WHAT YOU HAVE TO DO: Set out every line bearing the string "Hasan".

DATA SHOWN:

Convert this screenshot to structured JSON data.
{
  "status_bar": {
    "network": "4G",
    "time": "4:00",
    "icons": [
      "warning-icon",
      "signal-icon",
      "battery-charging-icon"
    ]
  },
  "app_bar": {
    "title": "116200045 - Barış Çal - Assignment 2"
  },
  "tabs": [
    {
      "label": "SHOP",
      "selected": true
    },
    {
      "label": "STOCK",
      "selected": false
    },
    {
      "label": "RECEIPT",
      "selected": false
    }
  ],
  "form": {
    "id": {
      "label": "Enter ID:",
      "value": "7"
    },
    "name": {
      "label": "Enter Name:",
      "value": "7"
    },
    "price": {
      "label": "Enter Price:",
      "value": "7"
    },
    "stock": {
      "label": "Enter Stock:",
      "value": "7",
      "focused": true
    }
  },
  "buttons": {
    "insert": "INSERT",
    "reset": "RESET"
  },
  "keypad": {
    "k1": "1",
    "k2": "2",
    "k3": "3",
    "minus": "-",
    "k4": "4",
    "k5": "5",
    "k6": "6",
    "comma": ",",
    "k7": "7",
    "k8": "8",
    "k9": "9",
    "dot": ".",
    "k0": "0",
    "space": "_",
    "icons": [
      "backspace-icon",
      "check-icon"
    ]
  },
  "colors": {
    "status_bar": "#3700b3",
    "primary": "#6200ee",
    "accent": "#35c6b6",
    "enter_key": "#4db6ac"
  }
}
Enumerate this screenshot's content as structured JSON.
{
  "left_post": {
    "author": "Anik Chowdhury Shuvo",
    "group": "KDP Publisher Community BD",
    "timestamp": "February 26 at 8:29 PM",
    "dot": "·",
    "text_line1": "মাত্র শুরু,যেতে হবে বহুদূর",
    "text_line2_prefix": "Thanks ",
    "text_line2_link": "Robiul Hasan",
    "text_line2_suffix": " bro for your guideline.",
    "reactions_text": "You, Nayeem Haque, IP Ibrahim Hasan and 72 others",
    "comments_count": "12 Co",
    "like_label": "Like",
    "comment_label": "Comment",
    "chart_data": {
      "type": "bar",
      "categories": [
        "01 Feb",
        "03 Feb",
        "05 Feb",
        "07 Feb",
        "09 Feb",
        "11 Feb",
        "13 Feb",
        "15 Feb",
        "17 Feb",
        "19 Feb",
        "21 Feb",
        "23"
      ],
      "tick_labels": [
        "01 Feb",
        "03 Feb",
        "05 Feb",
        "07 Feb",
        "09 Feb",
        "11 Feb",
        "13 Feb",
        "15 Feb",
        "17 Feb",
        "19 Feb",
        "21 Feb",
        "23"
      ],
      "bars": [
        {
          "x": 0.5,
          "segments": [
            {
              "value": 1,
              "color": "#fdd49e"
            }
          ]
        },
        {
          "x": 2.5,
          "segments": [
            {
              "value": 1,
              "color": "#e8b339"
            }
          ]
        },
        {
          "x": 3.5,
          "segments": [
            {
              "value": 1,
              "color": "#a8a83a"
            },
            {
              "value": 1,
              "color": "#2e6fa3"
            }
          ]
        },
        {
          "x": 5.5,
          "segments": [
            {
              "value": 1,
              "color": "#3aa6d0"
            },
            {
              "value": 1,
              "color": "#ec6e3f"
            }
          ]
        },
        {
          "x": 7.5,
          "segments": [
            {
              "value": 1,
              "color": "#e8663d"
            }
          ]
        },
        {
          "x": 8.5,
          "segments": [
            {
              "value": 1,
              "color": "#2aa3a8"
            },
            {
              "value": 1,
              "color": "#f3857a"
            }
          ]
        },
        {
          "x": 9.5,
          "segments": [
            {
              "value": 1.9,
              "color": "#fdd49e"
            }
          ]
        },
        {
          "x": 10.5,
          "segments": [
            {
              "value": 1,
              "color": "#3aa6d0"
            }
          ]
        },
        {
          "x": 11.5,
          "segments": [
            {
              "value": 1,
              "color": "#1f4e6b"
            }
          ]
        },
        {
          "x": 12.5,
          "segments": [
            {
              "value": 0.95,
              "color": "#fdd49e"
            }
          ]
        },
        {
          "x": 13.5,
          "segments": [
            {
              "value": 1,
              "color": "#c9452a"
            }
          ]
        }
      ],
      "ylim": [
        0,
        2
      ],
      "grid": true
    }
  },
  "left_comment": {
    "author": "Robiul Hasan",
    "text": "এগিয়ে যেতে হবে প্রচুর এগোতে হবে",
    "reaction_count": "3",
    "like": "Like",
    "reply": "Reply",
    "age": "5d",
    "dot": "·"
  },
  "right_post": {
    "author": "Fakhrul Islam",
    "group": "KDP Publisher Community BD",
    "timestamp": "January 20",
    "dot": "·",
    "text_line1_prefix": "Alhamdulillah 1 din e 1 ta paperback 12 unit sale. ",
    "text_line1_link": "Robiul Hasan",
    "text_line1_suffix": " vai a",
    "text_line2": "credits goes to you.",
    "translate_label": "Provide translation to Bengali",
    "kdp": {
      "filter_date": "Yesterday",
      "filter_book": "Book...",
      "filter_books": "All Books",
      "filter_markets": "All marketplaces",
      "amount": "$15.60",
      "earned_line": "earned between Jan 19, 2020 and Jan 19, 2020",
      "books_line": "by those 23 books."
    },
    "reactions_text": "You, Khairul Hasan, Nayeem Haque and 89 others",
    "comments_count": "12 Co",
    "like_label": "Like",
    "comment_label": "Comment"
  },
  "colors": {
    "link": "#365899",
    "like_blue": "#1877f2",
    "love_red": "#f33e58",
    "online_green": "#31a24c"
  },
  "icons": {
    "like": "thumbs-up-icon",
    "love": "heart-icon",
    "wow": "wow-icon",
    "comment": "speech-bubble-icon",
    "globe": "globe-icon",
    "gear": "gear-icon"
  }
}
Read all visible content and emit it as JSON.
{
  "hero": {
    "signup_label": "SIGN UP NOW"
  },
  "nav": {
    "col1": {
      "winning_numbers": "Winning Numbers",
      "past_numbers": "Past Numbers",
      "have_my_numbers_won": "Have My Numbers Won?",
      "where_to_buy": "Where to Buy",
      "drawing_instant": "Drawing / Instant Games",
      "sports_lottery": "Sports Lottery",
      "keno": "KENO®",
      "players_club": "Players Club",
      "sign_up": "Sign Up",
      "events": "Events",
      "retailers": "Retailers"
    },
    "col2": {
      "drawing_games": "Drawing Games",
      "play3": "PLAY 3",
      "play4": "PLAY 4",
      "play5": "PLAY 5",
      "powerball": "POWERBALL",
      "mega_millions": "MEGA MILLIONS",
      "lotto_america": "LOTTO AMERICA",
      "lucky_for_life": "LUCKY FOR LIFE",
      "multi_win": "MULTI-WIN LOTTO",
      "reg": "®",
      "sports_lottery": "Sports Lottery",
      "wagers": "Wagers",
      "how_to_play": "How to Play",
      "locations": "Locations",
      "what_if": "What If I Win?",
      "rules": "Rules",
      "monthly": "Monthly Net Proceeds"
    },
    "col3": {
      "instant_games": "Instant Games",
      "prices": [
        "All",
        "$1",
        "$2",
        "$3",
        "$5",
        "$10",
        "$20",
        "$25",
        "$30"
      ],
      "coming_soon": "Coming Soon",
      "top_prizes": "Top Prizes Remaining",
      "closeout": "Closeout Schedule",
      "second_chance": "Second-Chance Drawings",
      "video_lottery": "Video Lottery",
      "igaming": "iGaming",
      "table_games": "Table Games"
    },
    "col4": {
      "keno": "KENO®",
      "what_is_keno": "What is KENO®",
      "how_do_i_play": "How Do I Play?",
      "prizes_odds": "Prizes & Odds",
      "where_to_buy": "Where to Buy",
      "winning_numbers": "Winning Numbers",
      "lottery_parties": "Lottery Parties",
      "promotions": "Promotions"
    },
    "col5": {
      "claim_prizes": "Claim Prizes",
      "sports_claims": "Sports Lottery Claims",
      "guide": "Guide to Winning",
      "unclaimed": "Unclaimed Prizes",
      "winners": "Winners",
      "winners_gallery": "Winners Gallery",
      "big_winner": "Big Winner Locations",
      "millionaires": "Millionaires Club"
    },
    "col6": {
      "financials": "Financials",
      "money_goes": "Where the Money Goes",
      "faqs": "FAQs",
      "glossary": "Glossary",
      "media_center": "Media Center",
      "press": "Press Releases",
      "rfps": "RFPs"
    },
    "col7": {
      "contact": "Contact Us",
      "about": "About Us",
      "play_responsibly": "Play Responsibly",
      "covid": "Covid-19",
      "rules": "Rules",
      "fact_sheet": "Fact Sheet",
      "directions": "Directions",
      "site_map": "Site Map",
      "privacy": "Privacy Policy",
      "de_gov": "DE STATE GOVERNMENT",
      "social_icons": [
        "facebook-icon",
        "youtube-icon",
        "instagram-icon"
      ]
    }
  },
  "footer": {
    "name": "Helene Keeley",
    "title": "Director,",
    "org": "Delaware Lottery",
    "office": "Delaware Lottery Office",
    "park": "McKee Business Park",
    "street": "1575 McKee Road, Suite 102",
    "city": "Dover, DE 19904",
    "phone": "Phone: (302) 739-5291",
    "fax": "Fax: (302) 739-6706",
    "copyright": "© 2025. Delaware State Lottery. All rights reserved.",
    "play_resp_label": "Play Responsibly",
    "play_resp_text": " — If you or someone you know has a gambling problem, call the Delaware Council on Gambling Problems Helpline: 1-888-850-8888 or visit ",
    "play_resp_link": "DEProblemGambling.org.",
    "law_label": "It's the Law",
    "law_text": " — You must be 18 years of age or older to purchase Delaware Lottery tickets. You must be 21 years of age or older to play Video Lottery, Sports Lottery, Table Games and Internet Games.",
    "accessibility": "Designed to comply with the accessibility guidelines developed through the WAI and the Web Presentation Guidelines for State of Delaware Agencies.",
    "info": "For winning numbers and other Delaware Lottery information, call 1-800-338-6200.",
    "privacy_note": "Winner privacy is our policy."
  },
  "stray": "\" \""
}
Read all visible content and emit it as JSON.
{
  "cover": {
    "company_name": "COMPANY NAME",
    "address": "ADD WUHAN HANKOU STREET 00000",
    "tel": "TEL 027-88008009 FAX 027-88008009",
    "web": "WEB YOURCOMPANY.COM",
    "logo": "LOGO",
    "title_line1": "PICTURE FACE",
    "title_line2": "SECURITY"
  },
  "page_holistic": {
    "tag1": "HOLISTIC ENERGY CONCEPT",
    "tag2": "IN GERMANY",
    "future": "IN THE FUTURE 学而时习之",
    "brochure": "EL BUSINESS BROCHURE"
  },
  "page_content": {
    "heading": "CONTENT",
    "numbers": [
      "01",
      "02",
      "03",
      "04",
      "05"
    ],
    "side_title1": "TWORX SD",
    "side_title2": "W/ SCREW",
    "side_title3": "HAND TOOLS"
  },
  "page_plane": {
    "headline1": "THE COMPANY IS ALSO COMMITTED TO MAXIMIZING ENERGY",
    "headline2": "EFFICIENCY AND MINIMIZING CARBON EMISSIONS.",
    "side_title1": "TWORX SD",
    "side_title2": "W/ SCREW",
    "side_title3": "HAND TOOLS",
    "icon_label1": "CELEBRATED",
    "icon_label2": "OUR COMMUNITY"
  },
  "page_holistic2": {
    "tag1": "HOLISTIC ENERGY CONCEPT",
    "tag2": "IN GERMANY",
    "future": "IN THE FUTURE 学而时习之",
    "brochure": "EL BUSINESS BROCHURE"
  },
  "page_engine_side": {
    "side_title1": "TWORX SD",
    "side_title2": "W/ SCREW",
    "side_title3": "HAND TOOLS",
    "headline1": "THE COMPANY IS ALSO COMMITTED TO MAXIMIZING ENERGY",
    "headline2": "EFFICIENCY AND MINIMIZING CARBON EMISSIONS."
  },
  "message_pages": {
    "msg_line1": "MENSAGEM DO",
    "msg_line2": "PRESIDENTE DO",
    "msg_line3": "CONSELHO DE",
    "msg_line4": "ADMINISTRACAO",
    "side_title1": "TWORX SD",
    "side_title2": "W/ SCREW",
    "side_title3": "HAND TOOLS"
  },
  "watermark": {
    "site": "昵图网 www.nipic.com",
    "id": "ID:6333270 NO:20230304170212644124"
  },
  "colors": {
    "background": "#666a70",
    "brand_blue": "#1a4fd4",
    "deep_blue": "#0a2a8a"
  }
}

ANSWER TO THE PROBLEM:
    "text_line2_link": "Robiul Hasan",
    "reactions_text": "You, Nayeem Haque, IP Ibrahim Hasan and 72 others",
    "author": "Robiul Hasan",
    "text_line1_link": "Robiul Hasan",
    "reactions_text": "You, Khairul Hasan, Nayeem Haque and 89 others",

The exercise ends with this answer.